╭──

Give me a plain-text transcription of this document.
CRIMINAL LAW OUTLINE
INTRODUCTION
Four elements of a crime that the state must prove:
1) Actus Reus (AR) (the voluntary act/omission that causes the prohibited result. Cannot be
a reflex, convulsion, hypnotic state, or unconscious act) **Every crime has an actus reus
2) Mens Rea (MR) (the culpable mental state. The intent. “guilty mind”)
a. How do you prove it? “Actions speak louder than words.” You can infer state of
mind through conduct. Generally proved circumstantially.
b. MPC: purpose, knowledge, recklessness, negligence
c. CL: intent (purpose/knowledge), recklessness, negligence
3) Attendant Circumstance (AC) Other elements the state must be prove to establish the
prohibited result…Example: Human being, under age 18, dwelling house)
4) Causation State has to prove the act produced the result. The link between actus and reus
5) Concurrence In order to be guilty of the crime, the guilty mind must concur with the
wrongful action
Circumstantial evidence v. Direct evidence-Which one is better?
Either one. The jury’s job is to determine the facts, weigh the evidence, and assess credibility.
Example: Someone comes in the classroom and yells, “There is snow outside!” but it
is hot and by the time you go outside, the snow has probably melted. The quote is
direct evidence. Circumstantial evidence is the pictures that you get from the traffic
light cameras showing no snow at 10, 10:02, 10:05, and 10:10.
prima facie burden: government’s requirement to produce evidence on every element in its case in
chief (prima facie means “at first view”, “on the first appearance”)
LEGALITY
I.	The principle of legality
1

╰──

Look through the lines above and collect those with the word "mind".

2) Mens Rea (MR) (the culpable mental state. The intent. “guilty mind”)
mind through conduct. Generally proved circumstantially.
5) Concurrence In order to be guilty of the crime, the guilty mind must concur with the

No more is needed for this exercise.